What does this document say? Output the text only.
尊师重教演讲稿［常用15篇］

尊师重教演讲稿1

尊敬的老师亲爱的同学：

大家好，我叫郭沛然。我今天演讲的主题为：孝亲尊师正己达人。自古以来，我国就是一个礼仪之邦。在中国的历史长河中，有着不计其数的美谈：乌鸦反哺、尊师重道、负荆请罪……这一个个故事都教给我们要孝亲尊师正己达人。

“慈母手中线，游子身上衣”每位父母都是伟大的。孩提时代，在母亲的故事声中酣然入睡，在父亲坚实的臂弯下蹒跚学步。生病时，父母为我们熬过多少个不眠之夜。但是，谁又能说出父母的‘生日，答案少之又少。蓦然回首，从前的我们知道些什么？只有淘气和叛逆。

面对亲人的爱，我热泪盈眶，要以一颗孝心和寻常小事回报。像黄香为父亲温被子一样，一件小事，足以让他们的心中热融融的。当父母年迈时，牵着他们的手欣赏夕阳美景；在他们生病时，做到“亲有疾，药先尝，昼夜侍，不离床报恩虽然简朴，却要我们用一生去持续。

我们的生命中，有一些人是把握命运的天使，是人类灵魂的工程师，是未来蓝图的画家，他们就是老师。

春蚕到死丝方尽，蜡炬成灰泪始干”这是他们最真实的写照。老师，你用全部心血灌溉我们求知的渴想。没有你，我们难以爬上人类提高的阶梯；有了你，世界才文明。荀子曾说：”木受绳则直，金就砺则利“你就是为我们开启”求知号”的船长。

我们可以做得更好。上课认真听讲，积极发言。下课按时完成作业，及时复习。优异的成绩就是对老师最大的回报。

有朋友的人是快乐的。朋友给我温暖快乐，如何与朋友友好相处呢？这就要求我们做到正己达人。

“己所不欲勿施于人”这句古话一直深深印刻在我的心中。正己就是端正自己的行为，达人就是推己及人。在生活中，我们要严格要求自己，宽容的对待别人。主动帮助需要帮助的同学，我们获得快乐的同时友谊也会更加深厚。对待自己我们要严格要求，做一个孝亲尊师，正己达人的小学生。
++++++++++++++++++++
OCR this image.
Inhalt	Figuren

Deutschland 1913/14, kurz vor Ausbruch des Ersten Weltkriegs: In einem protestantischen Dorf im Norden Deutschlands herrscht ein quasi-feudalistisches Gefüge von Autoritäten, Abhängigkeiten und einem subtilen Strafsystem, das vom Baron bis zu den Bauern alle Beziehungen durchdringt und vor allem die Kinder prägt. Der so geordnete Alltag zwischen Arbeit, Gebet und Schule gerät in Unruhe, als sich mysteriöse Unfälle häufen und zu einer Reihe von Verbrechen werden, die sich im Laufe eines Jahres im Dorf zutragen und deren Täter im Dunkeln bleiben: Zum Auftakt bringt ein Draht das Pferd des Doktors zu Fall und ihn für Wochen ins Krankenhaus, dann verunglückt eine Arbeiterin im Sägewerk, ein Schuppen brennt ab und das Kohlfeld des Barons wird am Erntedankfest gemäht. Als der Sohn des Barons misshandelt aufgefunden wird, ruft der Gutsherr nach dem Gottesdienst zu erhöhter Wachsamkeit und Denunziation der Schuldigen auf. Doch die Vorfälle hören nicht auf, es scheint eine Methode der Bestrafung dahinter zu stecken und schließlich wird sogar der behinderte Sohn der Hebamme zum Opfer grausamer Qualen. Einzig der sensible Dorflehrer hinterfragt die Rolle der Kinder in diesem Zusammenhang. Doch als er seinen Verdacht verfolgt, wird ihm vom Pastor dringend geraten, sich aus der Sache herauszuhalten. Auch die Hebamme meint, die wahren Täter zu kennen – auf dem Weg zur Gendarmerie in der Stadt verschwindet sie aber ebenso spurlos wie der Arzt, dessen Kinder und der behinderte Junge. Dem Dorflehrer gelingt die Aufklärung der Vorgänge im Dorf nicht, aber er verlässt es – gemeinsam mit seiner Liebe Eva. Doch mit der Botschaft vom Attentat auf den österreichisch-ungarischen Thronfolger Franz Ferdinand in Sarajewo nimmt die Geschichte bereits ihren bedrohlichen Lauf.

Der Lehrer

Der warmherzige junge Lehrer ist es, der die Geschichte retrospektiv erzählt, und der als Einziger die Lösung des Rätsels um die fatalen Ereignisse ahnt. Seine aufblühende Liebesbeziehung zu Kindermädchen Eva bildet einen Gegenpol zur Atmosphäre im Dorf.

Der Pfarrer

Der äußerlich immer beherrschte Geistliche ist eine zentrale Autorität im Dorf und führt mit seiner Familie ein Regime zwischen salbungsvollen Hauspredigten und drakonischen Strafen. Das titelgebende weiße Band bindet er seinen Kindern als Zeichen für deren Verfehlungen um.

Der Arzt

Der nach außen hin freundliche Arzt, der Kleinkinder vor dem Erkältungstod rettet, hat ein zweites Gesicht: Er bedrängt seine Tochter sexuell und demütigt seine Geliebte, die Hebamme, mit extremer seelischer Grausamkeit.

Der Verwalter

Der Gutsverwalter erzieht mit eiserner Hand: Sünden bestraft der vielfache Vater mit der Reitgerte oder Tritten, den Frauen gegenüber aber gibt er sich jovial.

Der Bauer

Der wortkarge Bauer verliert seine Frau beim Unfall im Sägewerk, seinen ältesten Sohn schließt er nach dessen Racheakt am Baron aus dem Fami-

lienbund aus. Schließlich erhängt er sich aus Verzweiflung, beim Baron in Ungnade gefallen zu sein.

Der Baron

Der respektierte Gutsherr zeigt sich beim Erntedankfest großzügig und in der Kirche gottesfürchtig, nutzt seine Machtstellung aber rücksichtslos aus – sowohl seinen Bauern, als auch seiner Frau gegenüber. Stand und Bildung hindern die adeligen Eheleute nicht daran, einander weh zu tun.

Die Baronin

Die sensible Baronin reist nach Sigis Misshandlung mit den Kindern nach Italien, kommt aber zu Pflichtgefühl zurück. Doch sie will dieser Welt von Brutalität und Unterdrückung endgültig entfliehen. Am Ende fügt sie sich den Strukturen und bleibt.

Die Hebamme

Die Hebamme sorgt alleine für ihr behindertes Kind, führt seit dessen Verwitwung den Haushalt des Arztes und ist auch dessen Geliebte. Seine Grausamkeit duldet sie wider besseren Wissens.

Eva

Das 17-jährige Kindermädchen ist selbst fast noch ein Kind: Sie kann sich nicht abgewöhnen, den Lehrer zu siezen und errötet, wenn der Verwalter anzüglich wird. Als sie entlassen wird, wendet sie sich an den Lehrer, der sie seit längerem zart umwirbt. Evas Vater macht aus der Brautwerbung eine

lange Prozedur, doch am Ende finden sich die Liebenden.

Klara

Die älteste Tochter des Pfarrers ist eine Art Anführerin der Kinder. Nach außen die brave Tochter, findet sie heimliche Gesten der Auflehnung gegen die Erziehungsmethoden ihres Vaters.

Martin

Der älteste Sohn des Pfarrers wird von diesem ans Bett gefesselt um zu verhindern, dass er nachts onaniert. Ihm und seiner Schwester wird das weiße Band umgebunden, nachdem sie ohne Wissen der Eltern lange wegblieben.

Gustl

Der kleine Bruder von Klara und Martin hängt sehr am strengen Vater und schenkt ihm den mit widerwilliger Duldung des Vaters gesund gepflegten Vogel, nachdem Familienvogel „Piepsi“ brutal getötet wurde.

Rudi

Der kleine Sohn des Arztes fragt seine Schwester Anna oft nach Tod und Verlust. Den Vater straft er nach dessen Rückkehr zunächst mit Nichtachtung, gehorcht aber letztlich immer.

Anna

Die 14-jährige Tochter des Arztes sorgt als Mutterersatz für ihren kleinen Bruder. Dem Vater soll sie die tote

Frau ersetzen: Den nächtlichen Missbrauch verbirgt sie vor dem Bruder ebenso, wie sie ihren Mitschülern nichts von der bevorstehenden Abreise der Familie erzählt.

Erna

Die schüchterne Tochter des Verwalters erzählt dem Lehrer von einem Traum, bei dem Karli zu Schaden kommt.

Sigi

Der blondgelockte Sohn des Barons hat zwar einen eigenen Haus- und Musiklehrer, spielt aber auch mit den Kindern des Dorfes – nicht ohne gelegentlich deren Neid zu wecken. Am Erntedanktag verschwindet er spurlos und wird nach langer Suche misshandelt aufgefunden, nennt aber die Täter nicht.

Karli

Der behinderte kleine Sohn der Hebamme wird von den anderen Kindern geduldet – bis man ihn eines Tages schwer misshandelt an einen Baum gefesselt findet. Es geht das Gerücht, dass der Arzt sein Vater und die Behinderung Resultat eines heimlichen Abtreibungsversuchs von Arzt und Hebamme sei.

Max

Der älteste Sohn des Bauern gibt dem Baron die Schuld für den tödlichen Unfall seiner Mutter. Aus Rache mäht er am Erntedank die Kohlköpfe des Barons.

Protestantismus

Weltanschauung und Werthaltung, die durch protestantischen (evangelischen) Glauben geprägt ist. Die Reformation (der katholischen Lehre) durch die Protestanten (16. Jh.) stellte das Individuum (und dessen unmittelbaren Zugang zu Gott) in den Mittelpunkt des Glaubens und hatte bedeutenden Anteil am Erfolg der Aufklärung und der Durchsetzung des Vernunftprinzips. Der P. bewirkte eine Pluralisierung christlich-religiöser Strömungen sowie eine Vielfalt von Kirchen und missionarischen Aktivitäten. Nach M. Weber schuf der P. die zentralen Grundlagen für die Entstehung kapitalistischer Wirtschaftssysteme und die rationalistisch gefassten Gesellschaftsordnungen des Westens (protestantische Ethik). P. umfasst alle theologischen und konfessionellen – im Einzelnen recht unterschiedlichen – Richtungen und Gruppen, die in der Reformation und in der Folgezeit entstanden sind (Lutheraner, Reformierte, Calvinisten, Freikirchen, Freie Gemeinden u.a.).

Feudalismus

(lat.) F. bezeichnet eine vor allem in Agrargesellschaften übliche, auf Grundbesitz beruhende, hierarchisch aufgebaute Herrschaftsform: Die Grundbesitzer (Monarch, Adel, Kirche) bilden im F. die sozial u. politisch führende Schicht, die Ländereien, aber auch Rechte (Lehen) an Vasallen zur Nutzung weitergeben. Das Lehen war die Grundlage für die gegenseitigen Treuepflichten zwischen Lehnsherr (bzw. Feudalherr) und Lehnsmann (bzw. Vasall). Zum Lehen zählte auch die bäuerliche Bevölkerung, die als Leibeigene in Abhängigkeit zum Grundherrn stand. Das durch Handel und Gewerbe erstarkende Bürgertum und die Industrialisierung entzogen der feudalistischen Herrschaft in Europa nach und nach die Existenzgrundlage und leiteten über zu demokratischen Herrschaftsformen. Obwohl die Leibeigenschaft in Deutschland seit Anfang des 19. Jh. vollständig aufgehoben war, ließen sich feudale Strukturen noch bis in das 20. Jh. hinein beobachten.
++++++++++++++++++++
**EXERCISE REQUIREMENTS**:
Go through the records and copy each line with "Tochter" in it.

**THE ANSWER**:
Der nach außen hin freundliche Arzt, der Kleinkinder vor dem Erkältungstod rettet, hat ein zweites Gesicht: Er bedrängt seine Tochter sexuell und demütigt seine Geliebte, die Hebamme, mit extremer seelischer Grausamkeit.
Die älteste Tochter des Pfarrers ist eine Art Anführerin der Kinder. Nach außen die brave Tochter, findet sie heimliche Gesten der Auflehnung gegen die Erziehungsmethoden ihres Vaters.
Die 14-jährige Tochter des Arztes sorgt als Mutterersatz für ihren kleinen Bruder. Dem Vater soll sie die tote
Die schüchterne Tochter des Verwalters erzählt dem Lehrer von einem Traum, bei dem Karli zu Schaden kommt.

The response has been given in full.